[Stored items from a collection]
## START
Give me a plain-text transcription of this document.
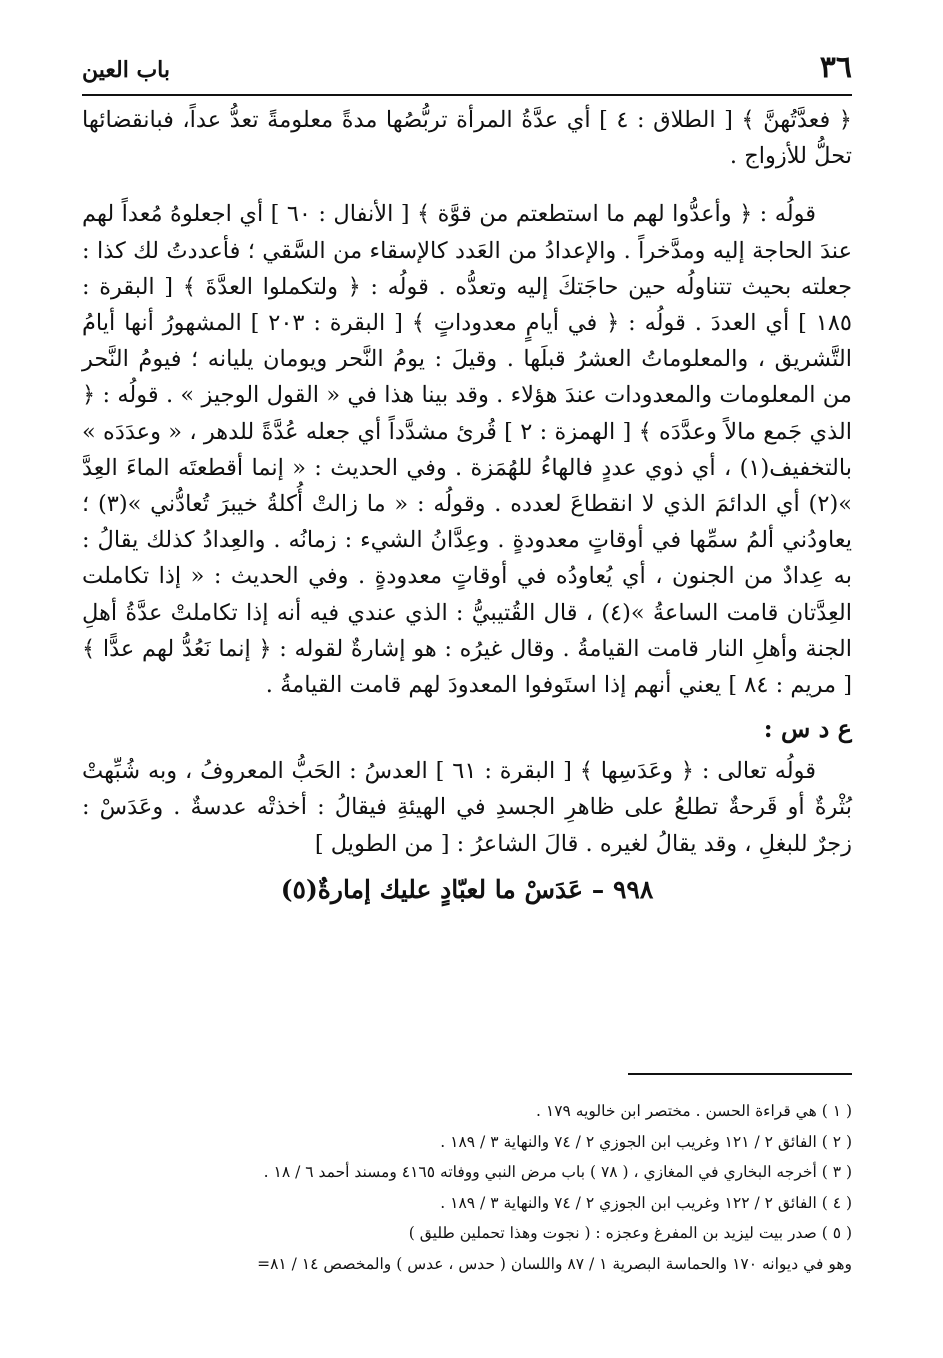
٣٦
باب العين

﴿ فعدَّتُهنَّ ﴾ [ الطلاق : ٤ ] أي عدَّةُ المرأة تربُّصُها مدةً معلومةً تعدُّ عداً، فبانقضائها تحلُّ للأزواج .

قولُه : ﴿ وأعدُّوا لهم ما استطعتم من قوَّة ﴾ [ الأنفال : ٦٠ ] أي اجعلوهُ مُعداً لهم عندَ الحاجة إليه ومدَّخراً . والإعدادُ من العَدد كالإسقاء من السَّقي ؛ فأعددتُ لك كذا : جعلته بحيث تتناولُه حين حاجَتكَ إليه وتعدُّه . قولُه : ﴿ ولتكملوا العدَّةَ ﴾ [ البقرة : ١٨٥ ] أي العددَ . قولُه : ﴿ في أيامٍ معدوداتٍ ﴾ [ البقرة : ٢٠٣ ] المشهورُ أنها أيامُ التَّشريق ، والمعلوماتُ العشرُ قبلَها . وقيلَ : يومُ النَّحر ويومان يليانه ؛ فيومُ النَّحر من المعلومات والمعدودات عندَ هؤلاء . وقد بينا هذا في « القول الوجيز » . قولُه : ﴿ الذي جَمع مالاً وعدَّدَه ﴾ [ الهمزة : ٢ ] قُرئ مشدَّداً أي جعله عُدَّةً للدهر ، « وعدَدَه » بالتخفيف(١) ، أي ذوي عددٍ فالهاءُ للهُمَزة . وفي الحديث : « إنما أقطعتَه الماءَ العِدَّ »(٢) أي الدائمَ الذي لا انقطاعَ لعدده . وقولُه : « ما زالتْ أُكلةُ خيبرَ تُعادُّني »(٣) ؛ يعاودُني ألمُ سمِّها في أوقاتٍ معدودةٍ . وعِدَّانُ الشيء : زمانُه . والعِدادُ كذلك يقالُ : به عِدادٌ من الجنون ، أي يُعاودُه في أوقاتٍ معدودةٍ . وفي الحديث : « إذا تكاملت العِدَّتان قامت الساعةُ »(٤) ، قال القُتيبيُّ : الذي عندي فيه أنه إذا تكاملتْ عدَّةُ أهلِ الجنة وأهلِ النار قامت القيامةُ . وقال غيرُه : هو إشارةٌ لقوله : ﴿ إنما نَعُدُّ لهم عدًّا ﴾ [ مريم : ٨٤ ] يعني أنهم إذا استَوفوا المعدودَ لهم قامت القيامةُ .

ع د س :

قولُه تعالى : ﴿ وعَدَسِها ﴾ [ البقرة : ٦١ ] العدسُ : الحَبُّ المعروفُ ، وبه شُبِّهتْ بُثْرةٌ أو قَرحةٌ تطلعُ على ظاهرِ الجسدِ في الهيئةِ فيقالُ : أخذتْه عدسةٌ . وعَدَسْ : زجرٌ للبغلِ ، وقد يقالُ لغيره . قالَ الشاعرُ : [ من الطويل ]

٩٩٨ – عَدَسْ ما لعبّادٍ عليك إمارةٌ(٥)

( ١ ) هي قراءة الحسن . مختصر ابن خالويه ١٧٩ .
( ٢ ) الفائق ٢ / ١٢١ وغريب ابن الجوزي ٢ / ٧٤ والنهاية ٣ / ١٨٩ .
( ٣ ) أخرجه البخاري في المغازي ، ( ٧٨ ) باب مرض النبي ووفاته ٤١٦٥ ومسند أحمد ٦ / ١٨ .
( ٤ ) الفائق ٢ / ١٢٢ وغريب ابن الجوزي ٢ / ٧٤ والنهاية ٣ / ١٨٩ .
( ٥ ) صدر بيت ليزيد بن المفرغ وعجزه : ( نجوت وهذا تحملين طليق )
وهو في ديوانه ١٧٠ والحماسة البصرية ١ / ٨٧ واللسان ( حدس ، عدس ) والمخصص ١٤ / ٨١=
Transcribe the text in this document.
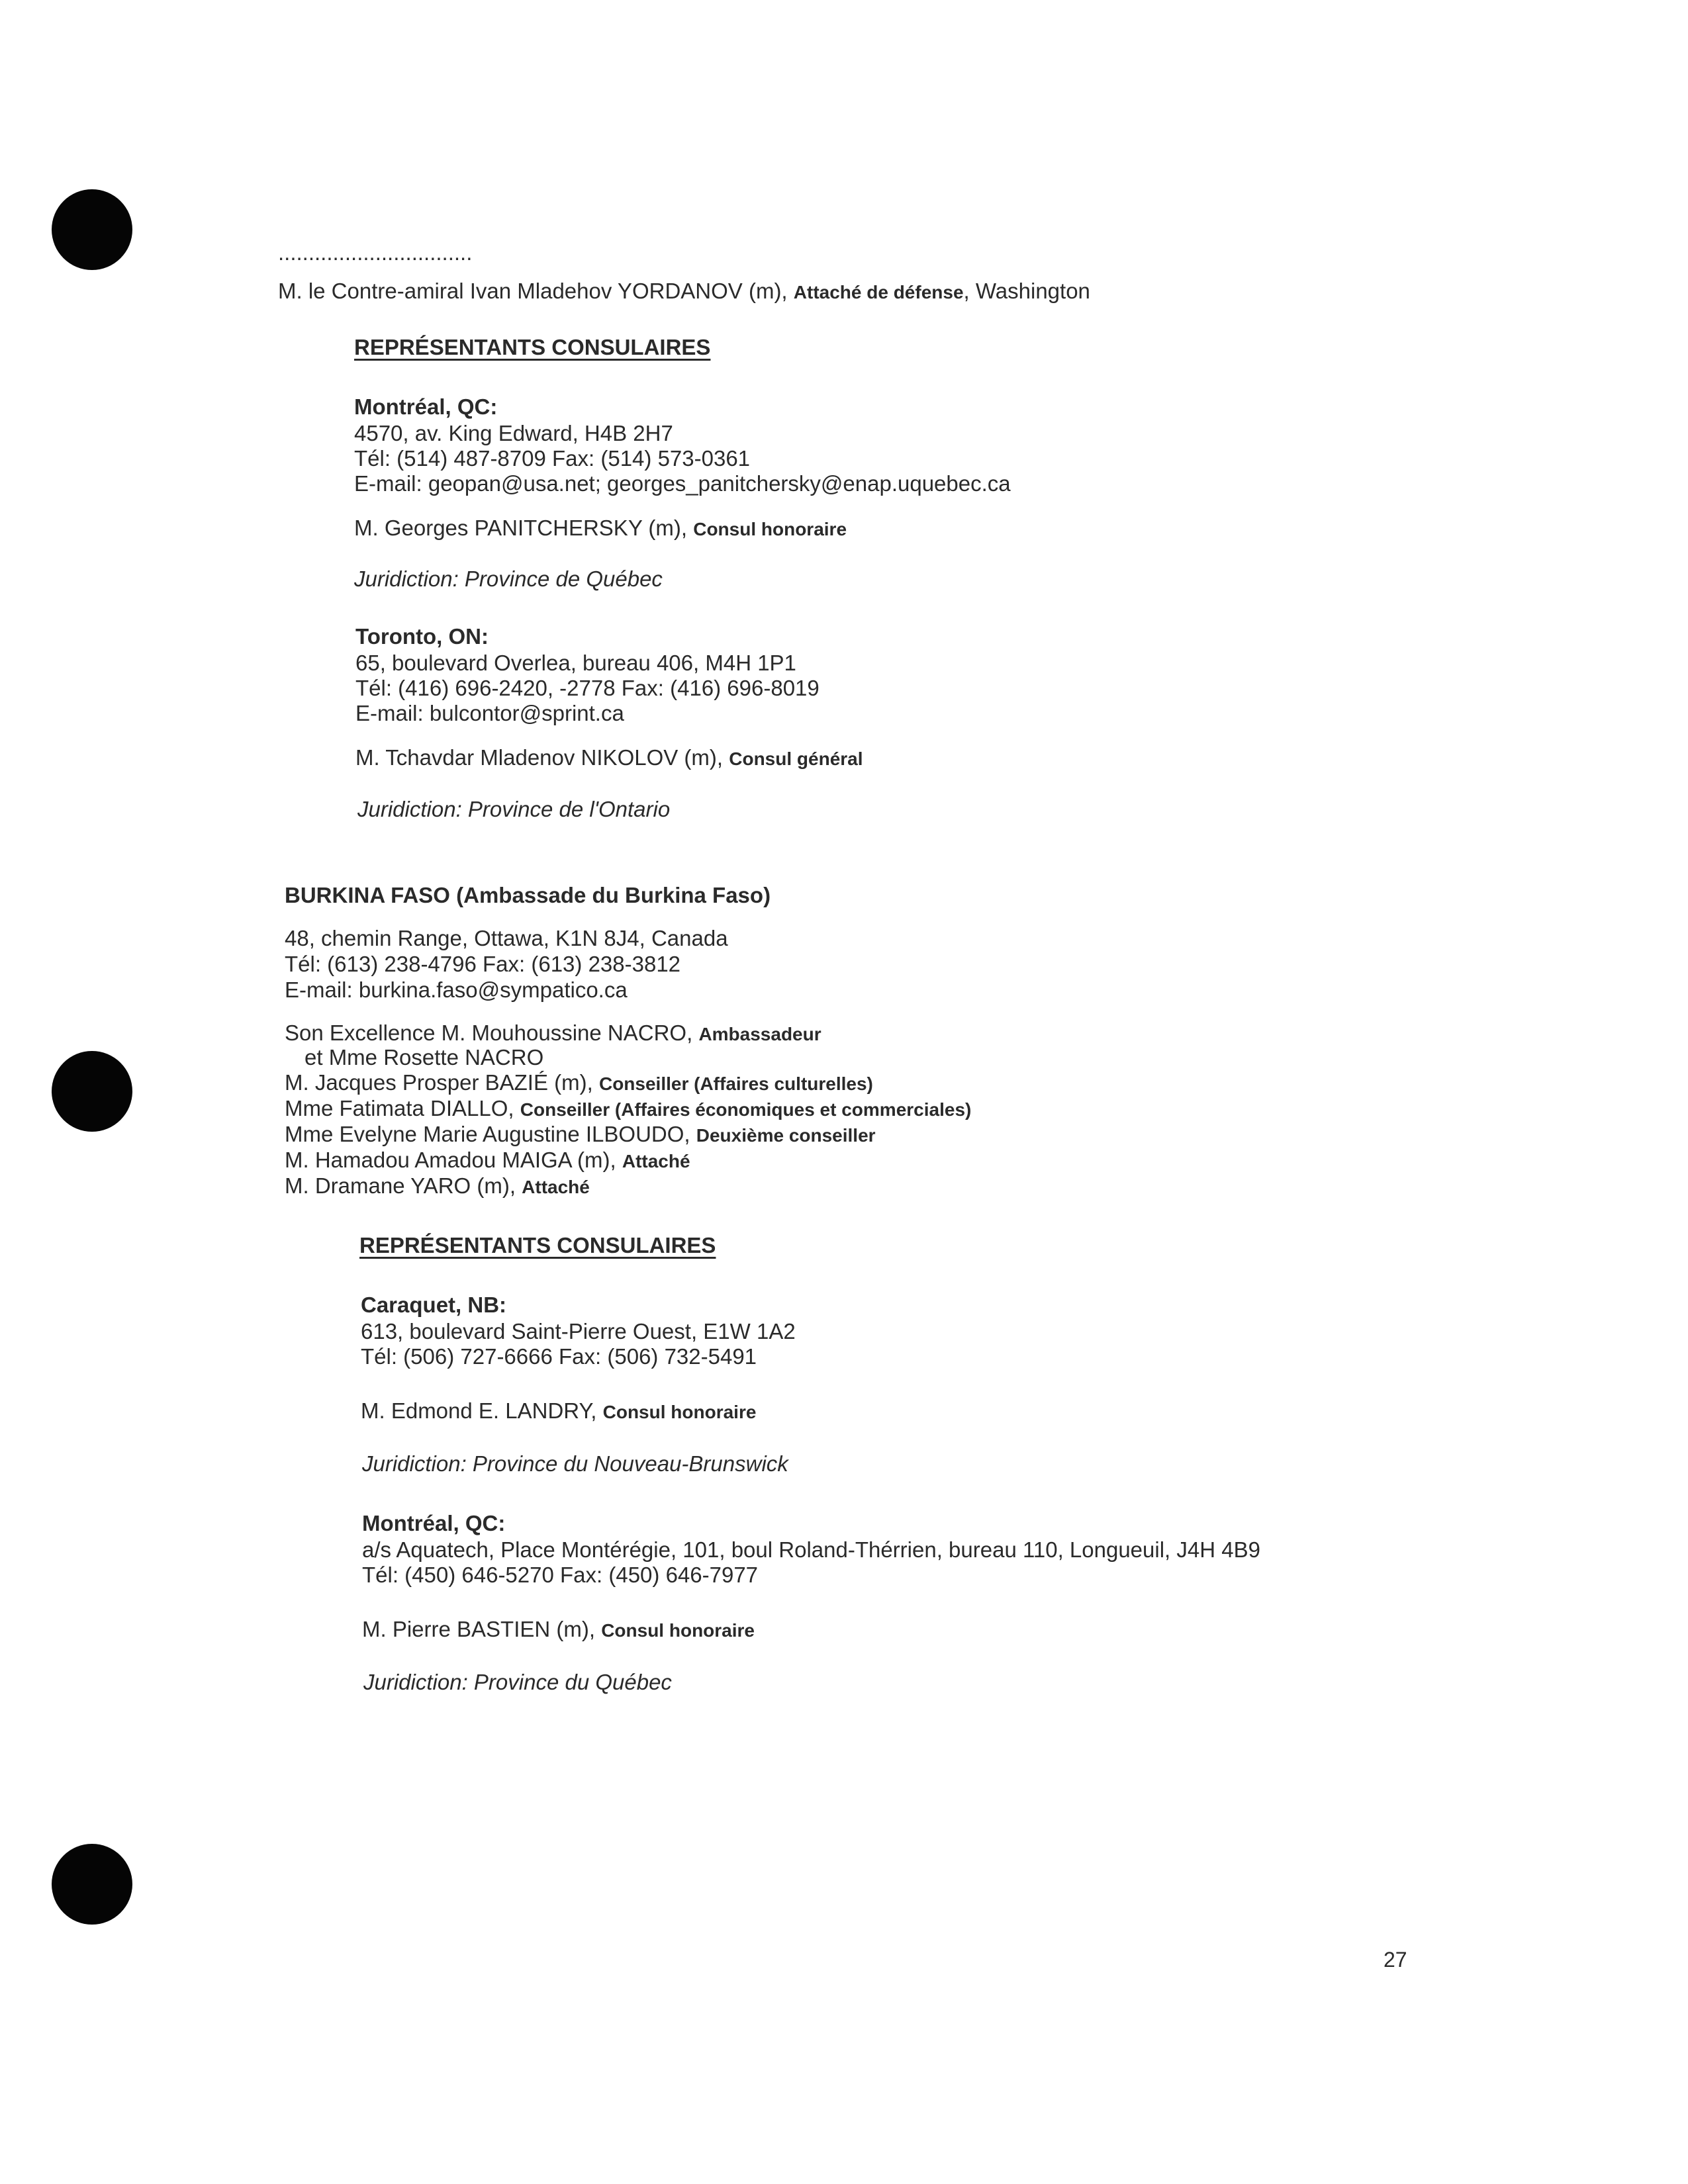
................................
M. le Contre-amiral Ivan Mladehov YORDANOV (m), Attaché de défense, Washington
REPRÉSENTANTS CONSULAIRES
Montréal, QC:
4570, av. King Edward, H4B 2H7
Tél: (514) 487-8709 Fax: (514) 573-0361
E-mail: geopan@usa.net; georges_panitchersky@enap.uquebec.ca
M. Georges PANITCHERSKY (m), Consul honoraire
Juridiction: Province de Québec
Toronto, ON:
65, boulevard Overlea, bureau 406, M4H 1P1
Tél: (416) 696-2420, -2778 Fax: (416) 696-8019
E-mail: bulcontor@sprint.ca
M. Tchavdar Mladenov NIKOLOV (m), Consul général
Juridiction: Province de l'Ontario
BURKINA FASO (Ambassade du Burkina Faso)
48, chemin Range, Ottawa, K1N 8J4, Canada
Tél: (613) 238-4796 Fax: (613) 238-3812
E-mail: burkina.faso@sympatico.ca
Son Excellence M. Mouhoussine NACRO, Ambassadeur
et Mme Rosette NACRO
M. Jacques Prosper BAZIÉ (m), Conseiller (Affaires culturelles)
Mme Fatimata DIALLO, Conseiller (Affaires économiques et commerciales)
Mme Evelyne Marie Augustine ILBOUDO, Deuxième conseiller
M. Hamadou Amadou MAIGA (m), Attaché
M. Dramane YARO (m), Attaché
REPRÉSENTANTS CONSULAIRES
Caraquet, NB:
613, boulevard Saint-Pierre Ouest, E1W 1A2
Tél: (506) 727-6666 Fax: (506) 732-5491
M. Edmond E. LANDRY, Consul honoraire
Juridiction: Province du Nouveau-Brunswick
Montréal, QC:
a/s Aquatech, Place Montérégie, 101, boul Roland-Thérrien, bureau 110, Longueuil, J4H 4B9
Tél: (450) 646-5270 Fax: (450) 646-7977
M. Pierre BASTIEN (m), Consul honoraire
Juridiction: Province du Québec
27
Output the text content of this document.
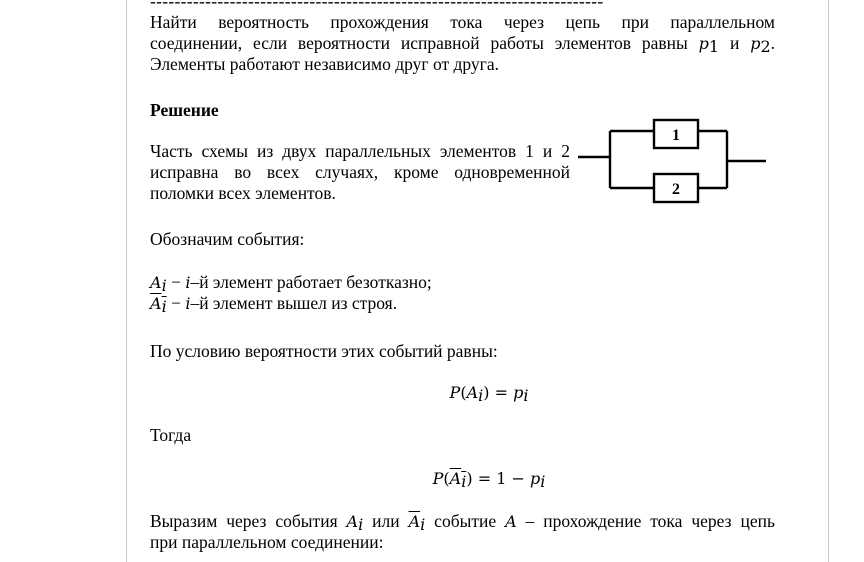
--------------------------------------------------------------------------
Найти вероятность прохождения тока через цепь при параллельном
соединении, если вероятности исправной работы элементов равны $p_1$ и $p_2$.
Элементы работают независимо друг от друга.
Решение
Часть схемы из двух параллельных элементов 1 и 2
исправна во всех случаях, кроме одновременной
поломки всех элементов.
1
2
Обозначим события:
$A_i - i-й$ элемент работает безотказно;
$A_i - i-й$ элемент вышел из строя.
По условию вероятности этих событий равны:
$P(A_i) = p_i$
Тогда
$P(A_i) = 1 - p_i$
Выразим через события $A_i$ или $\overline{A}_i$ событие A – прохождение тока через цепь
при параллельном соединении:
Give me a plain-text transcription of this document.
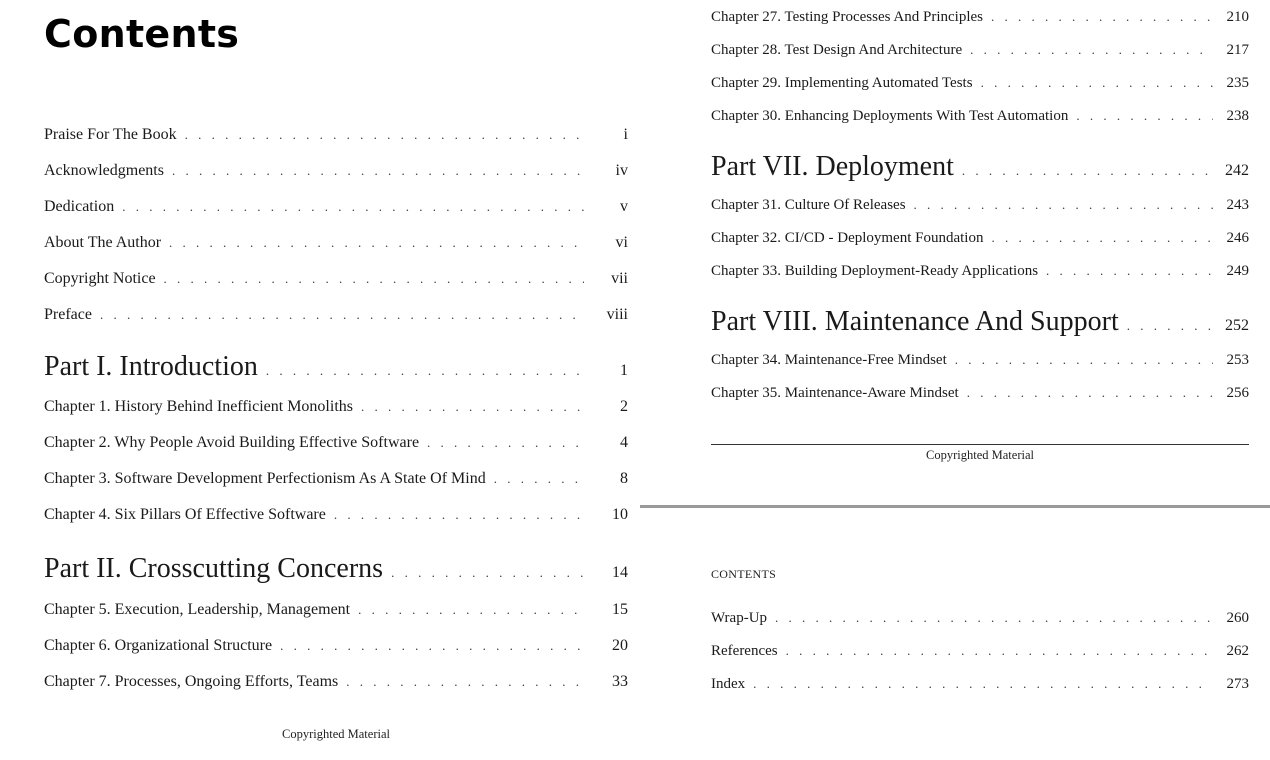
Contents
Praise For The Book . . .	i
Acknowledgments . . .	iv
Dedication . . .	v
About The Author . . .	vi
Copyright Notice . . .	vii
Preface . . .	viii
Part I. Introduction . . .	1
Chapter 1. History Behind Inefficient Monoliths . . .	2
Chapter 2. Why People Avoid Building Effective Software . . .	4
Chapter 3. Software Development Perfectionism As A State Of Mind . . .	8
Chapter 4. Six Pillars Of Effective Software . . .	10
Part II. Crosscutting Concerns . . .	14
Chapter 5. Execution, Leadership, Management . . .	15
Chapter 6. Organizational Structure . . .	20
Chapter 7. Processes, Ongoing Efforts, Teams . . .	33
Copyrighted Material
Chapter 27. Testing Processes And Principles . . .	210
Chapter 28. Test Design And Architecture . . .	217
Chapter 29. Implementing Automated Tests . . .	235
Chapter 30. Enhancing Deployments With Test Automation . . .	238
Part VII. Deployment . . .	242
Chapter 31. Culture Of Releases . . .	243
Chapter 32. CI/CD - Deployment Foundation . . .	246
Chapter 33. Building Deployment-Ready Applications . . .	249
Part VIII. Maintenance And Support . . .	252
Chapter 34. Maintenance-Free Mindset . . .	253
Chapter 35. Maintenance-Aware Mindset . . .	256
Copyrighted Material
CONTENTS
Wrap-Up . . .	260
References . . .	262
Index . . .	273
## END
> [Your goal]: Search the material above for "mail". Pull out each line where it shows up.

> [Answer for this exercise]:
E-mail: geopan@usa.net; georges_panitchersky@enap.uquebec.ca
E-mail: bulcontor@sprint.ca
E-mail: burkina.faso@sympatico.ca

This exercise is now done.